DATASET EXTRACT

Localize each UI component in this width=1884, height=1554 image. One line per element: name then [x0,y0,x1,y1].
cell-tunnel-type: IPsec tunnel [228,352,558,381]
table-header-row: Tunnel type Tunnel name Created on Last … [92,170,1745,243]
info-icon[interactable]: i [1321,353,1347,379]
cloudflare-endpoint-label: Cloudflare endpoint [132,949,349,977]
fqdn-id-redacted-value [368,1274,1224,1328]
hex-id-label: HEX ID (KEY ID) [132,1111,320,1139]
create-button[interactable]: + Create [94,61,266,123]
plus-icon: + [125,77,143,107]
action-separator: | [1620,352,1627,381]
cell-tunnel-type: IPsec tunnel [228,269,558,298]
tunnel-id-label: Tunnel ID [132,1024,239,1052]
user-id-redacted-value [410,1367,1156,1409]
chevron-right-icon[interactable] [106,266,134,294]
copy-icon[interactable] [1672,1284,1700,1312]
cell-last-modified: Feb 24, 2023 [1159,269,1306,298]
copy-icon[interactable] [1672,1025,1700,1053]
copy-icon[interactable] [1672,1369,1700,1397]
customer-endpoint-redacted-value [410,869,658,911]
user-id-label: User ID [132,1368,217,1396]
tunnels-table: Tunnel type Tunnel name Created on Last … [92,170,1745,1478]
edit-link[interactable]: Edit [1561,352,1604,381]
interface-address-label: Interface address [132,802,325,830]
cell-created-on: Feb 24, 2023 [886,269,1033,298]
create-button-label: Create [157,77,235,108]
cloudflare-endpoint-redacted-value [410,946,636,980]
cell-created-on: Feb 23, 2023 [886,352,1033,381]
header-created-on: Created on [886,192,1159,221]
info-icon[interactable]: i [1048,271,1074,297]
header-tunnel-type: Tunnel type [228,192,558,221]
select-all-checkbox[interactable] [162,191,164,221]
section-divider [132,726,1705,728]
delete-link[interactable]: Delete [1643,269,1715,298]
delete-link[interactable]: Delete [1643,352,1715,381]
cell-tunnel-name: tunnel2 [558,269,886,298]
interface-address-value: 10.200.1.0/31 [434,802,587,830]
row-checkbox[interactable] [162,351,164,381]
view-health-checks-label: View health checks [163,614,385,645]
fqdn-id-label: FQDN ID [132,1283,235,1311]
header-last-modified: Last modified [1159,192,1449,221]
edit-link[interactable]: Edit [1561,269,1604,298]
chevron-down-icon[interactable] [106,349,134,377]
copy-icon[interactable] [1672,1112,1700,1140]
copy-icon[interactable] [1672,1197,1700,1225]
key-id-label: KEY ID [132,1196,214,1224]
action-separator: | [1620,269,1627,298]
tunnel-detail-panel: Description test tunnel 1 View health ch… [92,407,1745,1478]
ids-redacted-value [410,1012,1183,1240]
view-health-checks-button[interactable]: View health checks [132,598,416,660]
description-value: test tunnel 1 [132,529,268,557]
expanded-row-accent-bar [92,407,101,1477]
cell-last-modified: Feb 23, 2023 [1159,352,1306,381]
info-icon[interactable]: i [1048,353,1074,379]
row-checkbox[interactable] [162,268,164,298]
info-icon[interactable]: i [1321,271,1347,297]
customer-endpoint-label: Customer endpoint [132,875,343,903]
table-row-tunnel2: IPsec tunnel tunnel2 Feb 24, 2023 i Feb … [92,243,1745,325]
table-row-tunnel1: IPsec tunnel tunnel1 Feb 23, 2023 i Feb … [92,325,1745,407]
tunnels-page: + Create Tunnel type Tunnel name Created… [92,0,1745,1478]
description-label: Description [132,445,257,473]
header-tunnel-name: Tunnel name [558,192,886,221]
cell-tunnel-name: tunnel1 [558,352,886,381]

JOB
Rewrite every line of the entries above as a JSON list of strings, with one string per line and blank lines omitted.

PROBLEM SOLUTION
[
  "Localize each UI component in this width=1884, height=1554 image. One line per element: name then [x0,y0,x1,y1].",
  "cell-tunnel-type: IPsec tunnel [228,352,558,381]",
  "table-header-row: Tunnel type Tunnel name Created on Last … [92,170,1745,243]",
  "info-icon[interactable]: i [1321,353,1347,379]",
  "cloudflare-endpoint-label: Cloudflare endpoint [132,949,349,977]",
  "fqdn-id-redacted-value [368,1274,1224,1328]",
  "hex-id-label: HEX ID (KEY ID) [132,1111,320,1139]",
  "create-button[interactable]: + Create [94,61,266,123]",
  "plus-icon: + [125,77,143,107]",
  "action-separator: | [1620,352,1627,381]",
  "cell-tunnel-type: IPsec tunnel [228,269,558,298]",
  "tunnel-id-label: Tunnel ID [132,1024,239,1052]",
  "user-id-redacted-value [410,1367,1156,1409]",
  "chevron-right-icon[interactable] [106,266,134,294]",
  "copy-icon[interactable] [1672,1284,1700,1312]",
  "cell-last-modified: Feb 24, 2023 [1159,269,1306,298]",
  "copy-icon[interactable] [1672,1025,1700,1053]",
  "copy-icon[interactable] [1672,1369,1700,1397]",
  "customer-endpoint-redacted-value [410,869,658,911]",
  "user-id-label: User ID [132,1368,217,1396]",
  "tunnels-table: Tunnel type Tunnel name Created on Last … [92,170,1745,1478]",
  "edit-link[interactable]: Edit [1561,352,1604,381]",
  "interface-address-label: Interface address [132,802,325,830]",
  "cell-created-on: Feb 24, 2023 [886,269,1033,298]",
  "create-button-label: Create [157,77,235,108]",
  "cloudflare-endpoint-redacted-value [410,946,636,980]",
  "cell-created-on: Feb 23, 2023 [886,352,1033,381]",
  "header-created-on: Created on [886,192,1159,221]",
  "info-icon[interactable]: i [1048,271,1074,297]",
  "header-tunnel-type: Tunnel type [228,192,558,221]",
  "select-all-checkbox[interactable] [162,191,164,221]",
  "section-divider [132,726,1705,728]",
  "delete-link[interactable]: Delete [1643,269,1715,298]",
  "delete-link[interactable]: Delete [1643,352,1715,381]",
  "cell-tunnel-name: tunnel2 [558,269,886,298]",
  "interface-address-value: 10.200.1.0/31 [434,802,587,830]",
  "row-checkbox[interactable] [162,351,164,381]",
  "view-health-checks-label: View health checks [163,614,385,645]",
  "fqdn-id-label: FQDN ID [132,1283,235,1311]",
  "header-last-modified: Last modified [1159,192,1449,221]",
  "edit-link[interactable]: Edit [1561,269,1604,298]",
  "chevron-down-icon[interactable] [106,349,134,377]",
  "copy-icon[interactable] [1672,1112,1700,1140]",
  "copy-icon[interactable] [1672,1197,1700,1225]",
  "key-id-label: KEY ID [132,1196,214,1224]",
  "action-separator: | [1620,269,1627,298]",
  "tunnel-detail-panel: Description test tunnel 1 View health ch… [92,407,1745,1478]",
  "ids-redacted-value [410,1012,1183,1240]",
  "view-health-checks-button[interactable]: View health checks [132,598,416,660]",
  "description-value: test tunnel 1 [132,529,268,557]",
  "expanded-row-accent-bar [92,407,101,1477]",
  "cell-last-modified: Feb 23, 2023 [1159,352,1306,381]",
  "info-icon[interactable]: i [1048,353,1074,379]",
  "row-checkbox[interactable] [162,268,164,298]",
  "info-icon[interactable]: i [1321,271,1347,297]",
  "customer-endpoint-label: Customer endpoint [132,875,343,903]",
  "table-row-tunnel2: IPsec tunnel tunnel2 Feb 24, 2023 i Feb … [92,243,1745,325]",
  "table-row-tunnel1: IPsec tunnel tunnel1 Feb 23, 2023 i Feb … [92,325,1745,407]",
  "tunnels-page: + Create Tunnel type Tunnel name Created… [92,0,1745,1478]",
  "description-label: Description [132,445,257,473]",
  "header-tunnel-name: Tunnel name [558,192,886,221]",
  "cell-tunnel-name: tunnel1 [558,352,886,381]"
]